**TASK TO CARRY OUT**:
Search the data for the word "address" and copy every line that contains it.
----- RECORDS FOR THIS TASK -----
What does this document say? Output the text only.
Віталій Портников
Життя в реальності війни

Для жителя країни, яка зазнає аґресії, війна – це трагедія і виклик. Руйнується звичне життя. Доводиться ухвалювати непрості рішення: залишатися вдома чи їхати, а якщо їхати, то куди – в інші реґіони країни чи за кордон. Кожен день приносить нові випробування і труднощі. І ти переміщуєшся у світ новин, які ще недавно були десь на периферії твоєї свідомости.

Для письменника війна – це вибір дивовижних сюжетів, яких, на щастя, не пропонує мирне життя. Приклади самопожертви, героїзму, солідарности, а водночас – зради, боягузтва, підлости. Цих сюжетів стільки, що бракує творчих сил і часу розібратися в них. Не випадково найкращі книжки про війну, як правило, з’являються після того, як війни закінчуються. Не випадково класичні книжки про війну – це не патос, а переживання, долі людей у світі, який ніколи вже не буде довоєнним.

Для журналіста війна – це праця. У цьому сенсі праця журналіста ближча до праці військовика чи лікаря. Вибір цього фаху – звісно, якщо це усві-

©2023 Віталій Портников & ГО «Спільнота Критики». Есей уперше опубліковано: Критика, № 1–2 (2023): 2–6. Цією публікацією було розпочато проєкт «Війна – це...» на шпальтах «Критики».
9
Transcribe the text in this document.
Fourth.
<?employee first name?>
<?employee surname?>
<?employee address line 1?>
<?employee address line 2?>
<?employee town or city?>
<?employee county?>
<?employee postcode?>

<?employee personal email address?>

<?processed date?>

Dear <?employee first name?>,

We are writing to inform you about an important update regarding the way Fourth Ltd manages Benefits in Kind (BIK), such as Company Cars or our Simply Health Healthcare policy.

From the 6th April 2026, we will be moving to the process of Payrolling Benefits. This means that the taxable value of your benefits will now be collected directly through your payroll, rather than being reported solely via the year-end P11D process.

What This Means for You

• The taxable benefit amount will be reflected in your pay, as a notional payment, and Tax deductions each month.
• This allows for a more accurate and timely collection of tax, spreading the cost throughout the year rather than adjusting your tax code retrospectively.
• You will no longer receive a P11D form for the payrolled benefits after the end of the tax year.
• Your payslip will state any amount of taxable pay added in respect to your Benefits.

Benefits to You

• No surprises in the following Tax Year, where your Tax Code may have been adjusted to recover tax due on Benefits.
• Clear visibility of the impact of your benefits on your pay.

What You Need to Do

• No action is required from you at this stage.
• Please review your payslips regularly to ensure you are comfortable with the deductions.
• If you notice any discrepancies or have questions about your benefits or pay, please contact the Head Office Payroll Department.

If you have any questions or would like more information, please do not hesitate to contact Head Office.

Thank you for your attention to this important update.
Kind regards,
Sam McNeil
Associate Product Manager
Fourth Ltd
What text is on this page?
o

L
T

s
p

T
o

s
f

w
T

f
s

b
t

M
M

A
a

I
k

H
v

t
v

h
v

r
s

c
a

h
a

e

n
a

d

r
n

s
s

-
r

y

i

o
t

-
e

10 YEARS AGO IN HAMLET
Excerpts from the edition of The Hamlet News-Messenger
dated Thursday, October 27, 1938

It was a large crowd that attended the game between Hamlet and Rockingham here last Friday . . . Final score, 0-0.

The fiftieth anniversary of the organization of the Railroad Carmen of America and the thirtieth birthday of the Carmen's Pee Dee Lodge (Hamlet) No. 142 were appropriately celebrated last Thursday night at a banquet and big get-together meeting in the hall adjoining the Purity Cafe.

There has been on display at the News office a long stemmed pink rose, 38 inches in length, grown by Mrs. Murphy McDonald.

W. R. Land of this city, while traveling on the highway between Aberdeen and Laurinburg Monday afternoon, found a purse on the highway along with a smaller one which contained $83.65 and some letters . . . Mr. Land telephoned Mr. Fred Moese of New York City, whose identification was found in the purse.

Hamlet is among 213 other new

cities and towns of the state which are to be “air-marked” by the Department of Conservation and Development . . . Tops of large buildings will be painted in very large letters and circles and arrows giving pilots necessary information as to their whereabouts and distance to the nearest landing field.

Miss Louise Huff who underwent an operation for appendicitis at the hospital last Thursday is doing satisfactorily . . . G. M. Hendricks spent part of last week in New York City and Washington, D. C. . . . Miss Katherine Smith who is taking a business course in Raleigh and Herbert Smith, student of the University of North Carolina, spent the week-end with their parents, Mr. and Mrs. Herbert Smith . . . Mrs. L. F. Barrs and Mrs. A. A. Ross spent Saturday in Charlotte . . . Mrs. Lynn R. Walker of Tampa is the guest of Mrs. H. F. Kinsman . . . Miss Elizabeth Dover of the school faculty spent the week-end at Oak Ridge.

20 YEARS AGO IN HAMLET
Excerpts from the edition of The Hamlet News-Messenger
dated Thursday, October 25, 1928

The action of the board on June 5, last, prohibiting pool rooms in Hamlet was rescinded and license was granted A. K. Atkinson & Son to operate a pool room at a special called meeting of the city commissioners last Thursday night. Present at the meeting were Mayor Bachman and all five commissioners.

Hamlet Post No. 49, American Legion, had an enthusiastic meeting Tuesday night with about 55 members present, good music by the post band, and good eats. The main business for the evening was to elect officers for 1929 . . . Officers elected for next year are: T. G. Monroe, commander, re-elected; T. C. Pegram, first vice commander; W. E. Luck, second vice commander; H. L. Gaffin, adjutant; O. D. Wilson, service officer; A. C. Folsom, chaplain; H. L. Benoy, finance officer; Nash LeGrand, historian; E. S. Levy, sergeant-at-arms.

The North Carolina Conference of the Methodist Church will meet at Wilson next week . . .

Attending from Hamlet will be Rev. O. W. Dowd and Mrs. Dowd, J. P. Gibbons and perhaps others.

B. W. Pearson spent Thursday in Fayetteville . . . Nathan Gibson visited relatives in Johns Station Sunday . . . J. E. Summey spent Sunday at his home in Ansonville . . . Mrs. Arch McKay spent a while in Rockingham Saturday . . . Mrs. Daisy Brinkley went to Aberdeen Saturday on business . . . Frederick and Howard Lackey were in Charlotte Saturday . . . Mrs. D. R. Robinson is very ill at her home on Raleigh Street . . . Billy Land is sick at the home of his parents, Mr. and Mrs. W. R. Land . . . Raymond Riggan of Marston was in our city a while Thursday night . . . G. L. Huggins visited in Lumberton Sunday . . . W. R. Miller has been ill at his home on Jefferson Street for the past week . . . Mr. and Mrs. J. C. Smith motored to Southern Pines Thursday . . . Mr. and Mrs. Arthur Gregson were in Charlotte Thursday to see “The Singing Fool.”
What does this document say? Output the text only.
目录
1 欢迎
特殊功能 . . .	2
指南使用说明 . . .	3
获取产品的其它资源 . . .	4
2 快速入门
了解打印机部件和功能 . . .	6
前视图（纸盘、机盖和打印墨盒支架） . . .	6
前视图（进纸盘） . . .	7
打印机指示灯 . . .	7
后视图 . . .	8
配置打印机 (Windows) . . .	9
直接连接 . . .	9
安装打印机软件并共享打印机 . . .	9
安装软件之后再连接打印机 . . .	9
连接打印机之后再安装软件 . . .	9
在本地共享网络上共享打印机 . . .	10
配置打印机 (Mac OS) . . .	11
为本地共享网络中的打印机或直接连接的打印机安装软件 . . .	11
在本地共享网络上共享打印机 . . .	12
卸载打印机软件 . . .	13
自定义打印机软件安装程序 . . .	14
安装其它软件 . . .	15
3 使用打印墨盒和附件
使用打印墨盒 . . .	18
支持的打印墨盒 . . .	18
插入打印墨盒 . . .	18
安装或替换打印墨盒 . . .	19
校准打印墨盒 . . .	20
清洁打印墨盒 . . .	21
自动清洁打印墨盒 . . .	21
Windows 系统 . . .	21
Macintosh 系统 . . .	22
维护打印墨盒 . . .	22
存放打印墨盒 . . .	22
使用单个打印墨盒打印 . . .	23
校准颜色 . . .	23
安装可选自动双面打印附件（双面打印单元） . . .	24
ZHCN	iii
-----
**SOLUTION BELOW**:
<?employee address line 1?>
<?employee address line 2?>
<?employee personal email address?>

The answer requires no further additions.